WORK TO COMPLETE:
All records should be reproduced verbatim.

▬▬▬

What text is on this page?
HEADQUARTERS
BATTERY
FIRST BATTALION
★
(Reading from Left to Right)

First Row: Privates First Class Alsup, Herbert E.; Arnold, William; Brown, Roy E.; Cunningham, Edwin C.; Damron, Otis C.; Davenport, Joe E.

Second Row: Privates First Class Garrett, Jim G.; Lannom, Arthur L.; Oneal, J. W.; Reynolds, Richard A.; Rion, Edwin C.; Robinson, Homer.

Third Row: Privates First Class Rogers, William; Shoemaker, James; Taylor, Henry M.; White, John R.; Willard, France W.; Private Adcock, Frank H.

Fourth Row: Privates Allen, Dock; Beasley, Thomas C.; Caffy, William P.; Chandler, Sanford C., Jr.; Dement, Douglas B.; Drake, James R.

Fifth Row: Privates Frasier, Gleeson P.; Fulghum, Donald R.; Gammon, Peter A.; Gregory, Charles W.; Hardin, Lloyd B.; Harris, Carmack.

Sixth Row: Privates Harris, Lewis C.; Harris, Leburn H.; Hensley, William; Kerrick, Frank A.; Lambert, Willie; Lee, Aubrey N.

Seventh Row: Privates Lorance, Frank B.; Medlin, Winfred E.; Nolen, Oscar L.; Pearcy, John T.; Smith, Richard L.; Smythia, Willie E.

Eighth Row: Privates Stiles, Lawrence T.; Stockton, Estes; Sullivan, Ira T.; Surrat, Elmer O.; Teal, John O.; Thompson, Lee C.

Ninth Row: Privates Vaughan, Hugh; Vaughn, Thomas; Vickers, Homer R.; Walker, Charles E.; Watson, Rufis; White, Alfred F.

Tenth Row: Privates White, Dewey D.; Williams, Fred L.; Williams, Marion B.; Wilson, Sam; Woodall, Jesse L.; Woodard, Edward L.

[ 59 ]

▬▬▬

RESPONSE:
What text is on this page?
HEADQUARTERS
BATTERY
FIRST BATTALION
★
(Reading from Left to Right)

First Row: Privates First Class Alsup, Herbert E.; Arnold, William; Brown, Roy E.; Cunningham, Edwin C.; Damron, Otis C.; Davenport, Joe E.

Second Row: Privates First Class Garrett, Jim G.; Lannom, Arthur L.; Oneal, J. W.; Reynolds, Richard A.; Rion, Edwin C.; Robinson, Homer.

Third Row: Privates First Class Rogers, William; Shoemaker, James; Taylor, Henry M.; White, John R.; Willard, France W.; Private Adcock, Frank H.

Fourth Row: Privates Allen, Dock; Beasley, Thomas C.; Caffy, William P.; Chandler, Sanford C., Jr.; Dement, Douglas B.; Drake, James R.

Fifth Row: Privates Frasier, Gleeson P.; Fulghum, Donald R.; Gammon, Peter A.; Gregory, Charles W.; Hardin, Lloyd B.; Harris, Carmack.

Sixth Row: Privates Harris, Lewis C.; Harris, Leburn H.; Hensley, William; Kerrick, Frank A.; Lambert, Willie; Lee, Aubrey N.

Seventh Row: Privates Lorance, Frank B.; Medlin, Winfred E.; Nolen, Oscar L.; Pearcy, John T.; Smith, Richard L.; Smythia, Willie E.

Eighth Row: Privates Stiles, Lawrence T.; Stockton, Estes; Sullivan, Ira T.; Surrat, Elmer O.; Teal, John O.; Thompson, Lee C.

Ninth Row: Privates Vaughan, Hugh; Vaughn, Thomas; Vickers, Homer R.; Walker, Charles E.; Watson, Rufis; White, Alfred F.

Tenth Row: Privates White, Dewey D.; Williams, Fred L.; Williams, Marion B.; Wilson, Sam; Woodall, Jesse L.; Woodard, Edward L.

[ 59 ]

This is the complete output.